Extracted data entries:
↓↓↓

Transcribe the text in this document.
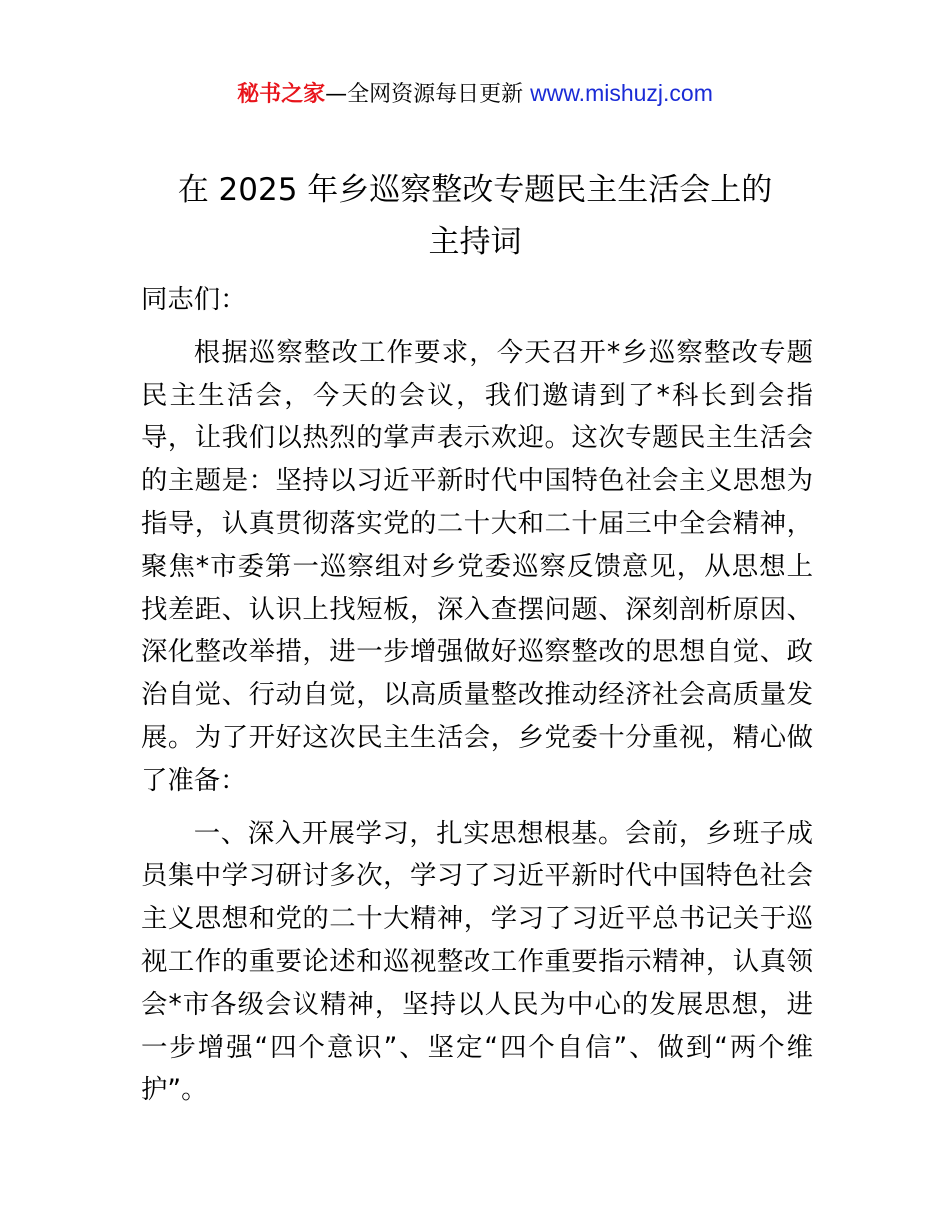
秘书之家—全网资源每日更新 www.mishuzj.com
在 2025 年乡巡察整改专题民主生活会上的
主持词

同志们：

根据巡察整改工作要求，今天召开*乡巡察整改专题民主生活会，今天的会议，我们邀请到了*科长到会指导，让我们以热烈的掌声表示欢迎。这次专题民主生活会的主题是：坚持以习近平新时代中国特色社会主义思想为指导，认真贯彻落实党的二十大和二十届三中全会精神，聚焦*市委第一巡察组对乡党委巡察反馈意见，从思想上找差距、认识上找短板，深入查摆问题、深刻剖析原因、深化整改举措，进一步增强做好巡察整改的思想自觉、政治自觉、行动自觉，以高质量整改推动经济社会高质量发展。为了开好这次民主生活会，乡党委十分重视，精心做了准备：

一、深入开展学习，扎实思想根基。会前，乡班子成员集中学习研讨多次，学习了习近平新时代中国特色社会主义思想和党的二十大精神，学习了习近平总书记关于巡视工作的重要论述和巡视整改工作重要指示精神，认真领会*市各级会议精神，坚持以人民为中心的发展思想，进一步增强“四个意识”、坚定“四个自信”、做到“两个维护”。
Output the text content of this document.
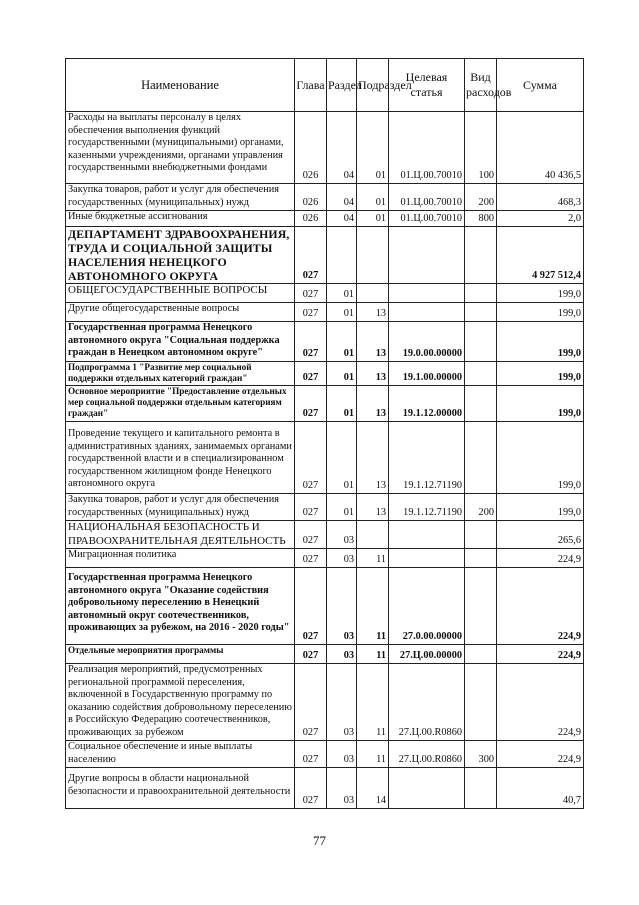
Наименование	Глава	Раздел	Подраздел	Целевая статья	Вид расходов	Сумма
Расходы на выплаты персоналу в целях обеспечения выполнения функций государственными (муниципальными) органами, казенными учреждениями, органами управления государственными внебюджетными фондами	026	04	01	01.Ц.00.70010	100	40 436,5
Закупка товаров, работ и услуг для обеспечения государственных (муниципальных) нужд	026	04	01	01.Ц.00.70010	200	468,3
Иные бюджетные ассигнования	026	04	01	01.Ц.00.70010	800	2,0
ДЕПАРТАМЕНТ ЗДРАВООХРАНЕНИЯ, ТРУДА И СОЦИАЛЬНОЙ ЗАЩИТЫ НАСЕЛЕНИЯ НЕНЕЦКОГО АВТОНОМНОГО ОКРУГА	027					4 927 512,4
ОБЩЕГОСУДАРСТВЕННЫЕ ВОПРОСЫ	027	01				199,0
Другие общегосударственные вопросы	027	01	13			199,0
Государственная программа Ненецкого автономного округа "Социальная поддержка граждан в Ненецком автономном округе"	027	01	13	19.0.00.00000		199,0
Подпрограмма 1 "Развитие мер социальной поддержки отдельных категорий граждан"	027	01	13	19.1.00.00000		199,0
Основное мероприятие "Предоставление отдельных мер социальной поддержки отдельным категориям граждан"	027	01	13	19.1.12.00000		199,0
Проведение текущего и капитального ремонта в административных зданиях, занимаемых органами государственной власти и в специализированном государственном жилищном фонде Ненецкого автономного округа	027	01	13	19.1.12.71190		199,0
Закупка товаров, работ и услуг для обеспечения государственных (муниципальных) нужд	027	01	13	19.1.12.71190	200	199,0
НАЦИОНАЛЬНАЯ БЕЗОПАСНОСТЬ И ПРАВООХРАНИТЕЛЬНАЯ ДЕЯТЕЛЬНОСТЬ	027	03				265,6
Миграционная политика	027	03	11			224,9
Государственная программа Ненецкого автономного округа "Оказание содействия добровольному переселению в Ненецкий автономный округ соотечественников, проживающих за рубежом, на 2016 - 2020 годы"	027	03	11	27.0.00.00000		224,9
Отдельные мероприятия программы	027	03	11	27.Ц.00.00000		224,9
Реализация мероприятий, предусмотренных региональной программой переселения, включенной в Государственную программу по оказанию содействия добровольному переселению в Российскую Федерацию соотечественников, проживающих за рубежом	027	03	11	27.Ц.00.R0860		224,9
Социальное обеспечение и иные выплаты населению	027	03	11	27.Ц.00.R0860	300	224,9
Другие вопросы в области национальной безопасности и правоохранительной деятельности	027	03	14			40,7
77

↑↑↑

§ **The task**
Exactly as written, return every line of the listing, but not the pictures.

§ **Result of the exercise**
Transcribe the text in this document.
秘书之家—全网资源每日更新 www.mishuzj.com
在 2025 年乡巡察整改专题民主生活会上的
主持词

同志们：

根据巡察整改工作要求，今天召开*乡巡察整改专题民主生活会，今天的会议，我们邀请到了*科长到会指导，让我们以热烈的掌声表示欢迎。这次专题民主生活会的主题是：坚持以习近平新时代中国特色社会主义思想为指导，认真贯彻落实党的二十大和二十届三中全会精神，聚焦*市委第一巡察组对乡党委巡察反馈意见，从思想上找差距、认识上找短板，深入查摆问题、深刻剖析原因、深化整改举措，进一步增强做好巡察整改的思想自觉、政治自觉、行动自觉，以高质量整改推动经济社会高质量发展。为了开好这次民主生活会，乡党委十分重视，精心做了准备：

一、深入开展学习，扎实思想根基。会前，乡班子成员集中学习研讨多次，学习了习近平新时代中国特色社会主义思想和党的二十大精神，学习了习近平总书记关于巡视工作的重要论述和巡视整改工作重要指示精神，认真领会*市各级会议精神，坚持以人民为中心的发展思想，进一步增强“四个意识”、坚定“四个自信”、做到“两个维护”。
Output the text content of this document.
Наименование	Глава	Раздел	Подраздел	Целевая статья	Вид расходов	Сумма
Расходы на выплаты персоналу в целях обеспечения выполнения функций государственными (муниципальными) органами, казенными учреждениями, органами управления государственными внебюджетными фондами	026	04	01	01.Ц.00.70010	100	40 436,5
Закупка товаров, работ и услуг для обеспечения государственных (муниципальных) нужд	026	04	01	01.Ц.00.70010	200	468,3
Иные бюджетные ассигнования	026	04	01	01.Ц.00.70010	800	2,0
ДЕПАРТАМЕНТ ЗДРАВООХРАНЕНИЯ, ТРУДА И СОЦИАЛЬНОЙ ЗАЩИТЫ НАСЕЛЕНИЯ НЕНЕЦКОГО АВТОНОМНОГО ОКРУГА	027					4 927 512,4
ОБЩЕГОСУДАРСТВЕННЫЕ ВОПРОСЫ	027	01				199,0
Другие общегосударственные вопросы	027	01	13			199,0
Государственная программа Ненецкого автономного округа "Социальная поддержка граждан в Ненецком автономном округе"	027	01	13	19.0.00.00000		199,0
Подпрограмма 1 "Развитие мер социальной поддержки отдельных категорий граждан"	027	01	13	19.1.00.00000		199,0
Основное мероприятие "Предоставление отдельных мер социальной поддержки отдельным категориям граждан"	027	01	13	19.1.12.00000		199,0
Проведение текущего и капитального ремонта в административных зданиях, занимаемых органами государственной власти и в специализированном государственном жилищном фонде Ненецкого автономного округа	027	01	13	19.1.12.71190		199,0
Закупка товаров, работ и услуг для обеспечения государственных (муниципальных) нужд	027	01	13	19.1.12.71190	200	199,0
НАЦИОНАЛЬНАЯ БЕЗОПАСНОСТЬ И ПРАВООХРАНИТЕЛЬНАЯ ДЕЯТЕЛЬНОСТЬ	027	03				265,6
Миграционная политика	027	03	11			224,9
Государственная программа Ненецкого автономного округа "Оказание содействия добровольному переселению в Ненецкий автономный округ соотечественников, проживающих за рубежом, на 2016 - 2020 годы"	027	03	11	27.0.00.00000		224,9
Отдельные мероприятия программы	027	03	11	27.Ц.00.00000		224,9
Реализация мероприятий, предусмотренных региональной программой переселения, включенной в Государственную программу по оказанию содействия добровольному переселению в Российскую Федерацию соотечественников, проживающих за рубежом	027	03	11	27.Ц.00.R0860		224,9
Социальное обеспечение и иные выплаты населению	027	03	11	27.Ц.00.R0860	300	224,9
Другие вопросы в области национальной безопасности и правоохранительной деятельности	027	03	14			40,7
77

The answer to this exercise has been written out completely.